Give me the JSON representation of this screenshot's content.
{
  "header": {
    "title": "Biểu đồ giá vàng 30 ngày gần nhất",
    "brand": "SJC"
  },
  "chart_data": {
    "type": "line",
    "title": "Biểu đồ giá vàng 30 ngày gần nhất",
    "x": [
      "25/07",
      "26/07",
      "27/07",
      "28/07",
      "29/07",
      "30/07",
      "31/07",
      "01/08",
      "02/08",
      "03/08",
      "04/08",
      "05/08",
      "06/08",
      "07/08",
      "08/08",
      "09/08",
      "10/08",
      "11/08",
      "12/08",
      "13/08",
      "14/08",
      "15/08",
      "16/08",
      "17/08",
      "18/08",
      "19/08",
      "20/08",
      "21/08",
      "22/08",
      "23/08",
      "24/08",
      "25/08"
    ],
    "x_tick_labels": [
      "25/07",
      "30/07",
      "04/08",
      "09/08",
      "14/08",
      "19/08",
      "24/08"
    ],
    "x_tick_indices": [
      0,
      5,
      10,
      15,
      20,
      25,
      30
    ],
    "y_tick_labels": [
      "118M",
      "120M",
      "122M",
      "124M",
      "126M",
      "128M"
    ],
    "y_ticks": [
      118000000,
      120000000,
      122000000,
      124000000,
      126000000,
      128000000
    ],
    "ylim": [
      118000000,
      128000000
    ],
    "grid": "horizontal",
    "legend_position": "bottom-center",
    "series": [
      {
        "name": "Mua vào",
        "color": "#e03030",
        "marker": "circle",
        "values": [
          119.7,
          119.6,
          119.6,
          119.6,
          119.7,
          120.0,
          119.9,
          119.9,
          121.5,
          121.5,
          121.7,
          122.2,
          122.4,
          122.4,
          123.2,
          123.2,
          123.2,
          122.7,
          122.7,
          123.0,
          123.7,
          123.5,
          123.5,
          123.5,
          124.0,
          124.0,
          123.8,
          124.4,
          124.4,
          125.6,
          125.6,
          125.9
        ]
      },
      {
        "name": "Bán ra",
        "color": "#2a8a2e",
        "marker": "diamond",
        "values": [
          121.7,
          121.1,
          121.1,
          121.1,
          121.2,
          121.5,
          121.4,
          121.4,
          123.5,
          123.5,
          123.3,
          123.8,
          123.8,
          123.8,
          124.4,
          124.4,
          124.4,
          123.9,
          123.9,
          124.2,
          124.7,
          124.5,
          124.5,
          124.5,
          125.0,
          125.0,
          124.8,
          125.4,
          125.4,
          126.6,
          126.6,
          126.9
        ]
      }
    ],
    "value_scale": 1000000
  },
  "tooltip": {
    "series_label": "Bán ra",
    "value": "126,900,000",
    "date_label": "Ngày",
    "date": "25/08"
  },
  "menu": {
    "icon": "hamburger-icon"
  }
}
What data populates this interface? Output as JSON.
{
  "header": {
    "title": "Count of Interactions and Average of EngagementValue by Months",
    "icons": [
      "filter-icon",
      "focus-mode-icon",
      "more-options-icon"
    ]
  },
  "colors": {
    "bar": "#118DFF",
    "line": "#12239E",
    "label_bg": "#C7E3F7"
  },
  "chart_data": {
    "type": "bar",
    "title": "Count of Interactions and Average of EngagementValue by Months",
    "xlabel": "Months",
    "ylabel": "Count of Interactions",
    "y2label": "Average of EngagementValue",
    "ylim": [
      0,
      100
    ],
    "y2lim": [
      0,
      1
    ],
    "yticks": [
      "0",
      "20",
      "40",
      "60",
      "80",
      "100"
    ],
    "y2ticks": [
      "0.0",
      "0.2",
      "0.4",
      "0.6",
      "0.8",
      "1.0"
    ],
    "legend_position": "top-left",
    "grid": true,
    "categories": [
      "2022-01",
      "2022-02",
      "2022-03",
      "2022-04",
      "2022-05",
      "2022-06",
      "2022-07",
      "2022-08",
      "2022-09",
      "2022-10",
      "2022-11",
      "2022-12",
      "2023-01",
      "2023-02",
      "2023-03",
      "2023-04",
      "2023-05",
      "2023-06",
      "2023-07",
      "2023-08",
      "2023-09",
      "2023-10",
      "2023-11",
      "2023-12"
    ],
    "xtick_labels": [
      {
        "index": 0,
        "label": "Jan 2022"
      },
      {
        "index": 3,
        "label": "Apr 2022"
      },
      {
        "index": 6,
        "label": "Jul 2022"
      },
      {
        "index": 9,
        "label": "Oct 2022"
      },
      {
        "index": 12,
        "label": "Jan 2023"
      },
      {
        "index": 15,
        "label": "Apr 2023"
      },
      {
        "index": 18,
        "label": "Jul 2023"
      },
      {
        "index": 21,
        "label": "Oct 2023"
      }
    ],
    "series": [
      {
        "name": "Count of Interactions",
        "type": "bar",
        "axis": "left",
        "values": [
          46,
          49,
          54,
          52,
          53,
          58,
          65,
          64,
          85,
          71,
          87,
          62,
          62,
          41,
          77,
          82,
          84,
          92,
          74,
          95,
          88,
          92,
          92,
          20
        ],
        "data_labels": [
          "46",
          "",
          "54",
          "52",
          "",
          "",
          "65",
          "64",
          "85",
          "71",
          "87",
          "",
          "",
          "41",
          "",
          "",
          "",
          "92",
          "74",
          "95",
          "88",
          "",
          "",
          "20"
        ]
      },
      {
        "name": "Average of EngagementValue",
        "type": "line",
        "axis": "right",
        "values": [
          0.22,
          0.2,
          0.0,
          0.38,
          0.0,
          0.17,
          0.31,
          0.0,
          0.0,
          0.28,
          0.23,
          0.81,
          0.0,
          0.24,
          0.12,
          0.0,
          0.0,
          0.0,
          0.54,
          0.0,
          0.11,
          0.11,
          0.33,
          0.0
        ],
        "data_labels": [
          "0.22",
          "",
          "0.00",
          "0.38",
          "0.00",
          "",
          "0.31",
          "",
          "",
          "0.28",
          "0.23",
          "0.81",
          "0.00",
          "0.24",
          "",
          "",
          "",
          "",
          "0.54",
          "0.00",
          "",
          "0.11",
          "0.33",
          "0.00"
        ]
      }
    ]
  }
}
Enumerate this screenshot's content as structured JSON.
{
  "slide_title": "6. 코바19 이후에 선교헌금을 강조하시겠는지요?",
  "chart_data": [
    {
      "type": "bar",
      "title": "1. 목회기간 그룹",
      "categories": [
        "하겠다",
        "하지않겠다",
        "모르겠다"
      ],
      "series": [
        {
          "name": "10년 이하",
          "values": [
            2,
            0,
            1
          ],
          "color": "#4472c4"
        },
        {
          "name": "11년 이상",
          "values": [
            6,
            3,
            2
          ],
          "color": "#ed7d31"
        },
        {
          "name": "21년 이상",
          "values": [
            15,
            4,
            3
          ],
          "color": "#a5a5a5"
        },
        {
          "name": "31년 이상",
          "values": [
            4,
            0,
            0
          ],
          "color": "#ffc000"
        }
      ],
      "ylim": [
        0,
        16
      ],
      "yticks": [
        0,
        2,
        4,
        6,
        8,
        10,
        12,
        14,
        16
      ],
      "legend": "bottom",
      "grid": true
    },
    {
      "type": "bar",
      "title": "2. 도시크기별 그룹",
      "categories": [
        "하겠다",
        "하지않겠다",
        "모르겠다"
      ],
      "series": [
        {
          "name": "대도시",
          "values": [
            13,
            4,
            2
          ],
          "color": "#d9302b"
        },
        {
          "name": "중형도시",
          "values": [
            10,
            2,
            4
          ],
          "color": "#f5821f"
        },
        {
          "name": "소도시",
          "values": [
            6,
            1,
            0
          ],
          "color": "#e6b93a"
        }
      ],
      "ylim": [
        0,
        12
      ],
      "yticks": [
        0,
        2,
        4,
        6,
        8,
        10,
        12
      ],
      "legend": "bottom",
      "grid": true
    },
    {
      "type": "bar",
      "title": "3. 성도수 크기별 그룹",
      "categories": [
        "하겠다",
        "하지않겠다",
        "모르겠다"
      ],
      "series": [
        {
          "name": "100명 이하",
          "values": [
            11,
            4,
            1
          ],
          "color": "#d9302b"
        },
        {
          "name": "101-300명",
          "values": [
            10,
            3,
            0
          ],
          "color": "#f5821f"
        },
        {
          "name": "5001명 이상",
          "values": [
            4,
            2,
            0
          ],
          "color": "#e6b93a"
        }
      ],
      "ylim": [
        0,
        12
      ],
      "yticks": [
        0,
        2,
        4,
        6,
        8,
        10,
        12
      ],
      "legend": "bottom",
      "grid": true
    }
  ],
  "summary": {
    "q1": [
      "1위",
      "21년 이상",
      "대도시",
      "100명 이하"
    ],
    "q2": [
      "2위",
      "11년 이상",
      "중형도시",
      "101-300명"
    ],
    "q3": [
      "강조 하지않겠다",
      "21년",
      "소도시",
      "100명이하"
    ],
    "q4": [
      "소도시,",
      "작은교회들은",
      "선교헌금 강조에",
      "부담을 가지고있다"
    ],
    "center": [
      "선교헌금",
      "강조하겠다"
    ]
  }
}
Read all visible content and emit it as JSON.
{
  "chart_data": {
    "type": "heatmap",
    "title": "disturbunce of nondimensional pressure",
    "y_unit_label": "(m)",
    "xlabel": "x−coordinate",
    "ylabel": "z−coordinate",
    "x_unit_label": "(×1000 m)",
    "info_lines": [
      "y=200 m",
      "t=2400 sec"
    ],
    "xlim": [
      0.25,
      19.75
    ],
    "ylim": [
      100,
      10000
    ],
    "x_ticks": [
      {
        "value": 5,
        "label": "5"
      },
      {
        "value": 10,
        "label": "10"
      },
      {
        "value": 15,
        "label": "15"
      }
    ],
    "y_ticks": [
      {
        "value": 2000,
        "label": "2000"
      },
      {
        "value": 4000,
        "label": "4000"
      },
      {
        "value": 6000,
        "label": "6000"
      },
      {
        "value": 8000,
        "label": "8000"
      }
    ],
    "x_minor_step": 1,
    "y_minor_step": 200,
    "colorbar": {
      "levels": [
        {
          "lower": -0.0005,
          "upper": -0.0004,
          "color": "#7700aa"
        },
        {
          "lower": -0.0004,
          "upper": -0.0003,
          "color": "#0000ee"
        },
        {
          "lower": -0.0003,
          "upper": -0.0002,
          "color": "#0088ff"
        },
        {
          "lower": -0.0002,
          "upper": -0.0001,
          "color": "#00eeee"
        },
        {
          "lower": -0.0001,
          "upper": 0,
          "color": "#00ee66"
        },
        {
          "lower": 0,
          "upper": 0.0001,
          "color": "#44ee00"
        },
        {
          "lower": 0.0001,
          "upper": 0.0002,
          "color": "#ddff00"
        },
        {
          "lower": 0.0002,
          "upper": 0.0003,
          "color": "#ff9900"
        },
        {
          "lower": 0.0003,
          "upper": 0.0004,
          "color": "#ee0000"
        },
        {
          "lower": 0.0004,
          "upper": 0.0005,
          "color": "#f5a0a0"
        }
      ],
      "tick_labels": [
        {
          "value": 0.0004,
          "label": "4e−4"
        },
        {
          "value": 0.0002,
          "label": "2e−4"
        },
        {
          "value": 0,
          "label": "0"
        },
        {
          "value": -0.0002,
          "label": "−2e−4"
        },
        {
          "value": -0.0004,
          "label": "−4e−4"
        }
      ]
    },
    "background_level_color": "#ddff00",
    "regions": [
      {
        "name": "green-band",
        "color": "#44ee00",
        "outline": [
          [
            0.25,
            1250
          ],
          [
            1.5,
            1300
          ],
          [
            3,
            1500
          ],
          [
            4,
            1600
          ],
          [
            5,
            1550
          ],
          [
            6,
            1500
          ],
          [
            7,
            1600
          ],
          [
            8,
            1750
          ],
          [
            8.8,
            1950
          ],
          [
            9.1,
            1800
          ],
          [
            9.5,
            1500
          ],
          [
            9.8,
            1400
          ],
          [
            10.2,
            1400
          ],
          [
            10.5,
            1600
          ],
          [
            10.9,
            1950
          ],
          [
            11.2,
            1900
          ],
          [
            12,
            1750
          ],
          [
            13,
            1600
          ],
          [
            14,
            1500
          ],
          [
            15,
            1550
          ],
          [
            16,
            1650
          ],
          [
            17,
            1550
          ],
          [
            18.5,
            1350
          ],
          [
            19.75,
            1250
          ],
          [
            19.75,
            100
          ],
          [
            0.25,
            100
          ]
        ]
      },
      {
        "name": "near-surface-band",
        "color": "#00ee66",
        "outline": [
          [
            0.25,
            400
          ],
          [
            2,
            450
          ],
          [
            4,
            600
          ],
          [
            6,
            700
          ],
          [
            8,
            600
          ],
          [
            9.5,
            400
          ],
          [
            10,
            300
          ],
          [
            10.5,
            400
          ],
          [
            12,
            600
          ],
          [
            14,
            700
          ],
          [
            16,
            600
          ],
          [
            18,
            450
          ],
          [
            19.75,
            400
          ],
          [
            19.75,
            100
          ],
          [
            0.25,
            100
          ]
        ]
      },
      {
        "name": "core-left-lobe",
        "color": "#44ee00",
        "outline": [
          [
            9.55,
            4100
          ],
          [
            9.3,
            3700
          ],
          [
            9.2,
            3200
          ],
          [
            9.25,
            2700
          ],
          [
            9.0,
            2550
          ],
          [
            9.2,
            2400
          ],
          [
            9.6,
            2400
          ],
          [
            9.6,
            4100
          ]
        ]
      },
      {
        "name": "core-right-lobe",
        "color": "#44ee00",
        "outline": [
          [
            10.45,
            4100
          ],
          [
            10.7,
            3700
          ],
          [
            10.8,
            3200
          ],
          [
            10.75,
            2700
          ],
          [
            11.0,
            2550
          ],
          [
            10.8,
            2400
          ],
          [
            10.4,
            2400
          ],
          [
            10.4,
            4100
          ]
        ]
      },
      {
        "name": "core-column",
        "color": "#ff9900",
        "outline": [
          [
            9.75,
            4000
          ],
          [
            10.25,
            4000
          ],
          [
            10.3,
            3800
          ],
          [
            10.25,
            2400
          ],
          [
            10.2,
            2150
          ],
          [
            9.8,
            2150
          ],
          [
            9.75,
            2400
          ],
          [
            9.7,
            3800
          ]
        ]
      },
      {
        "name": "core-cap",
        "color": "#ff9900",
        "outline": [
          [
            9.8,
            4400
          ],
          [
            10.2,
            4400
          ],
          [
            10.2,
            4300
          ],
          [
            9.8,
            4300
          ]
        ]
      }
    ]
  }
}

SHORT TASK. Identify which lines contain the word "content" and copy each one.

THE REPLY.
Give me the JSON representation of this screenshot's content.
Enumerate this screenshot's content as structured JSON.
Read all visible content and emit it as JSON.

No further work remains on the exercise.